--- PROVIDED ENTRIES ---
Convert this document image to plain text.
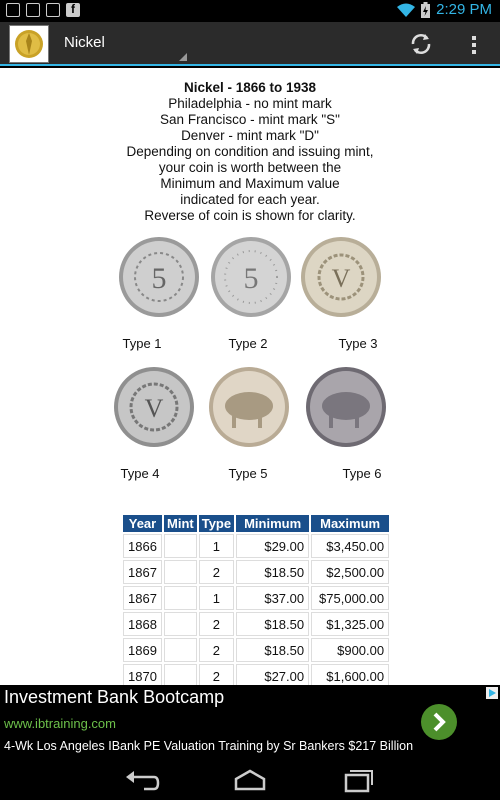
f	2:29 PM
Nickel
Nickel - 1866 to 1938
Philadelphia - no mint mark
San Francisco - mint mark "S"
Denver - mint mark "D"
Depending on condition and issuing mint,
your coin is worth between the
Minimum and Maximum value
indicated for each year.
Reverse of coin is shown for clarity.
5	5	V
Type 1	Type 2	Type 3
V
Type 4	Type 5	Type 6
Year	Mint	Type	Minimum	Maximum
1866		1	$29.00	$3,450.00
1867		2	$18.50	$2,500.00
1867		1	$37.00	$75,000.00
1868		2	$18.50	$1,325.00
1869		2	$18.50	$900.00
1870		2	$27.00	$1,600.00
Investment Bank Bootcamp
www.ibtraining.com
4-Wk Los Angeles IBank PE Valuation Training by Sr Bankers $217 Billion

--

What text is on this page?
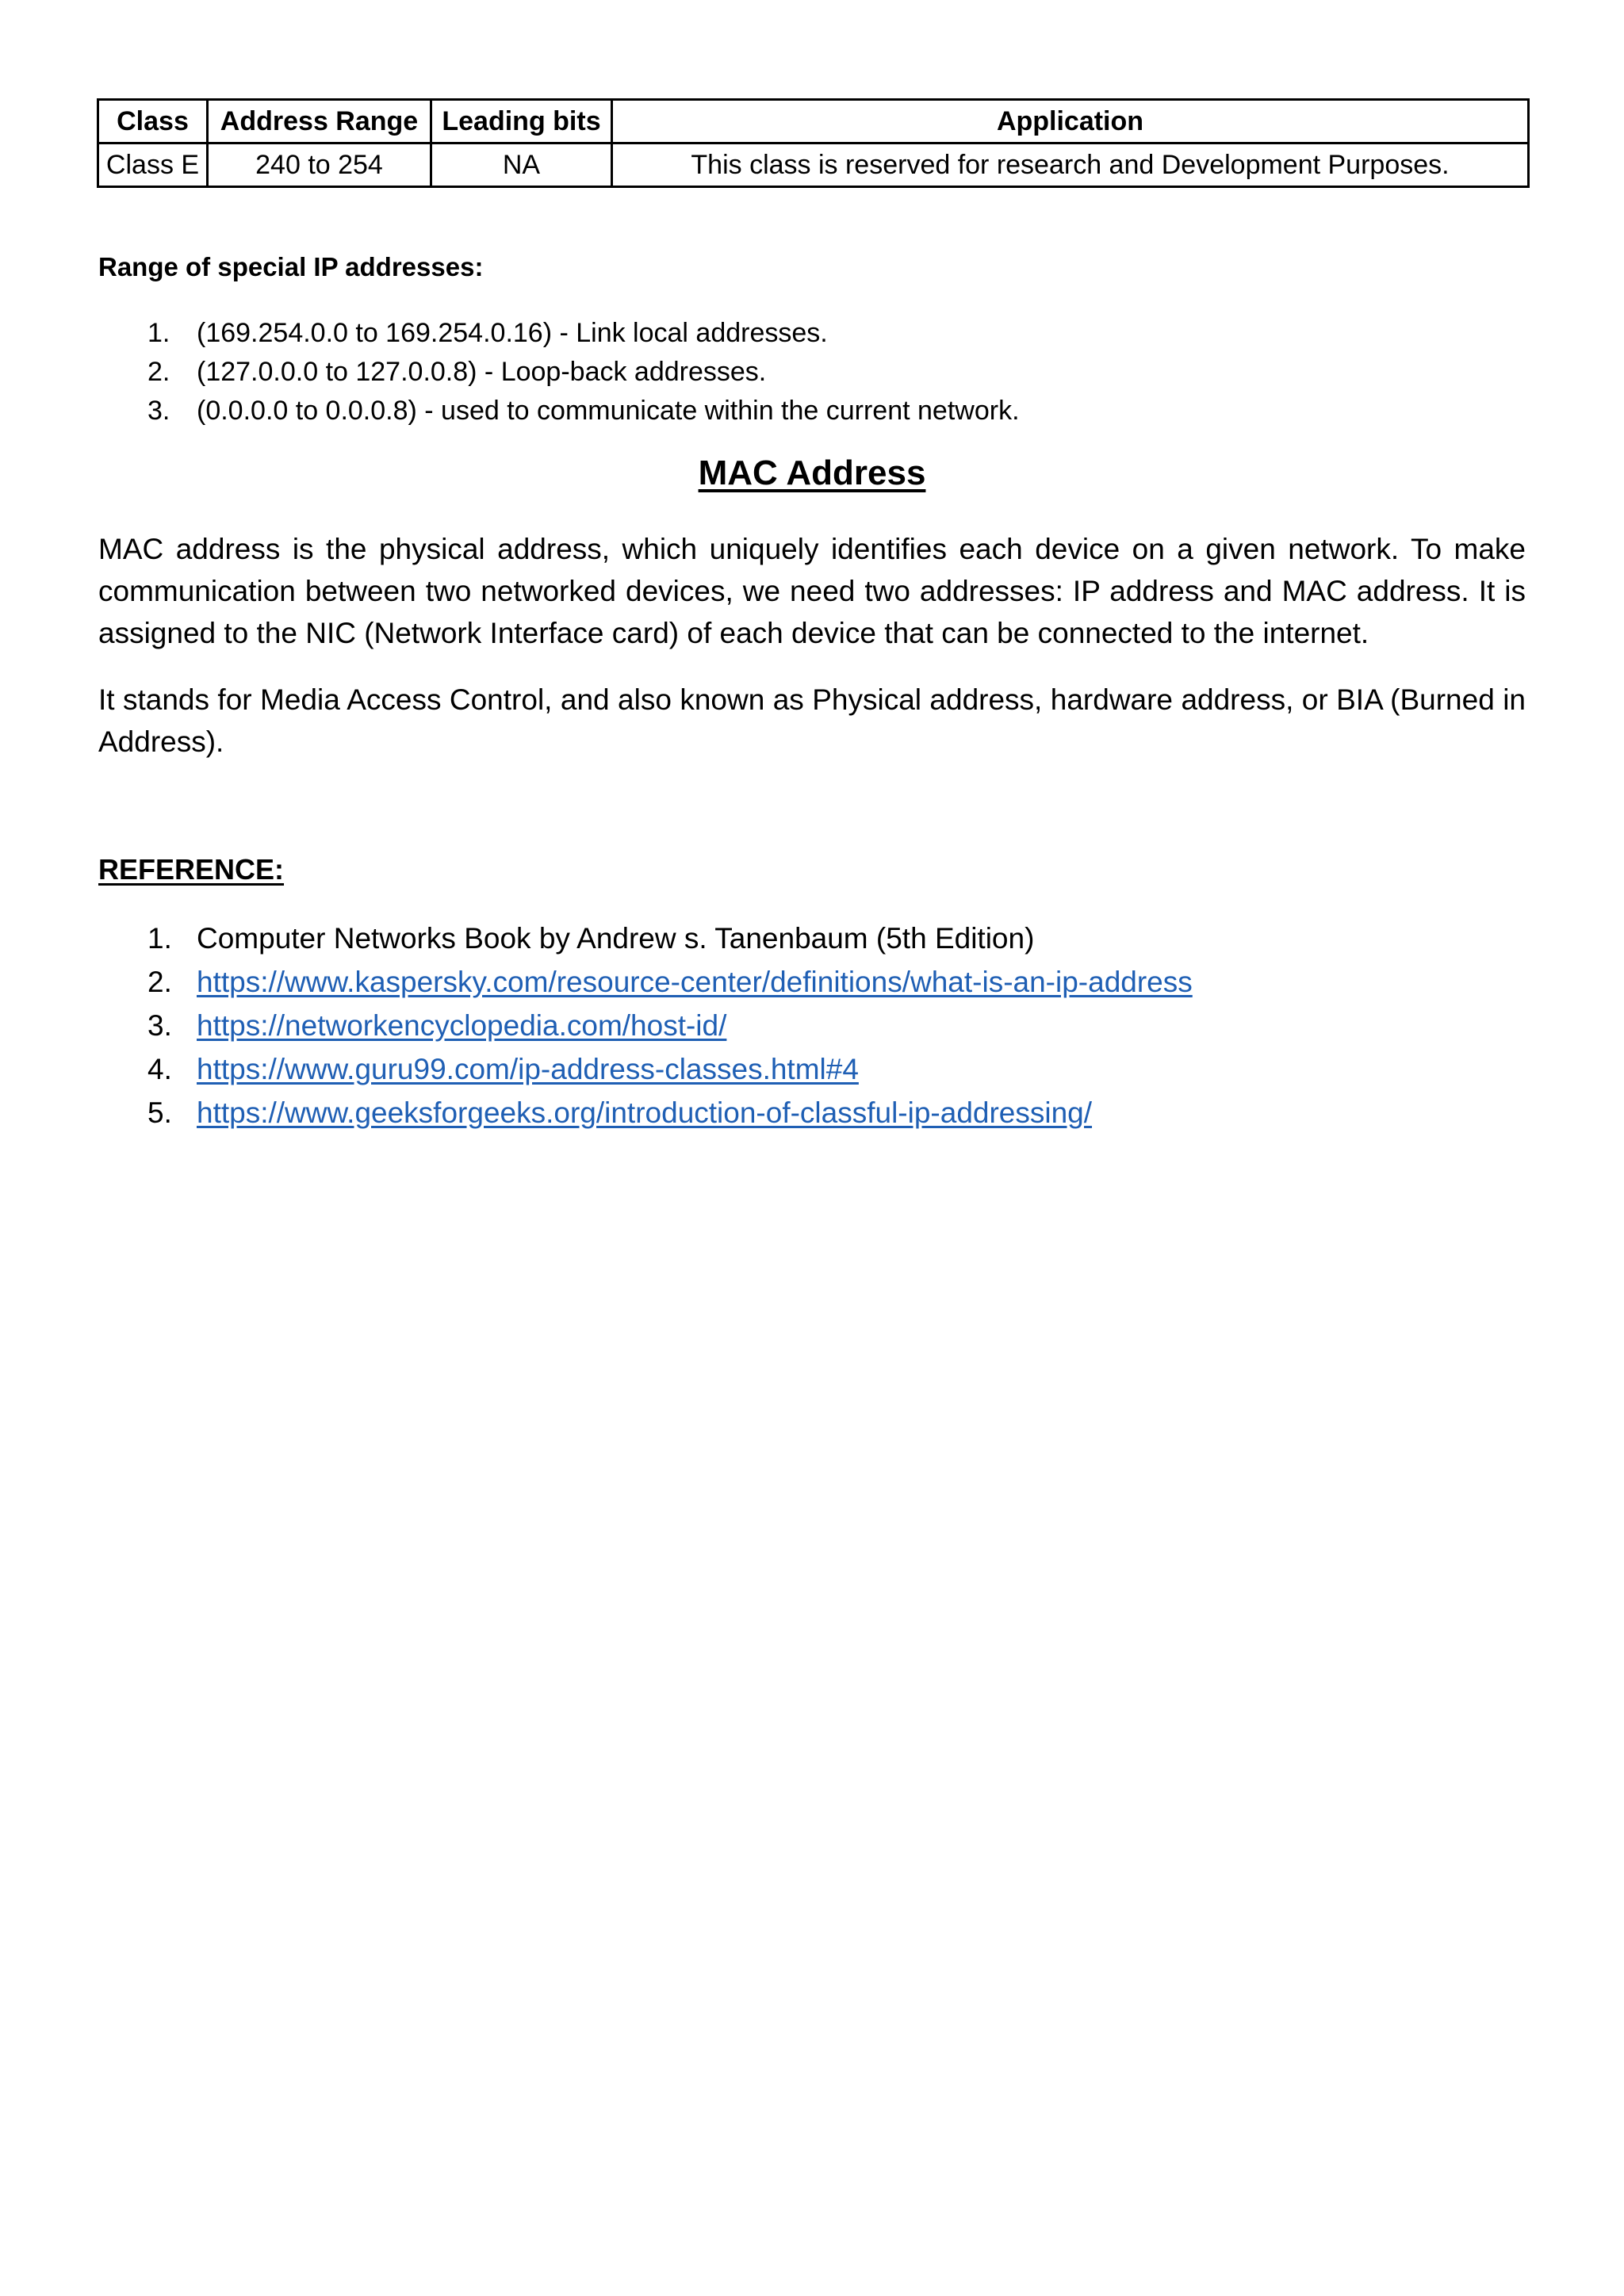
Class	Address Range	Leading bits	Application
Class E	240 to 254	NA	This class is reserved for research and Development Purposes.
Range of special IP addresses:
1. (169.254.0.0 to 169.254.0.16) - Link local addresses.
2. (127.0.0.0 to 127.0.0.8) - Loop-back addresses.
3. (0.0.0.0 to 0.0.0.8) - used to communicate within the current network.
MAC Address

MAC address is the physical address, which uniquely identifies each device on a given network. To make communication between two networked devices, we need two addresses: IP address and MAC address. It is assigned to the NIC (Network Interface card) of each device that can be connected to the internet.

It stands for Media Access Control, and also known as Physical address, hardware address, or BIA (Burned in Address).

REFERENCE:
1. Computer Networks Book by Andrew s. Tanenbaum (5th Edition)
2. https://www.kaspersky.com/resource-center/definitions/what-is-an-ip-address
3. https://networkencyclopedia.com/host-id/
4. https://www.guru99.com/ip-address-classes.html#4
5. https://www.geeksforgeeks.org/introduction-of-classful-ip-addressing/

--- TO DO ---
Of the lines in the entries above, how many include "addresses"? Only the number should be given.

--- SOLUTION FOR THIS PROBLEM ---
4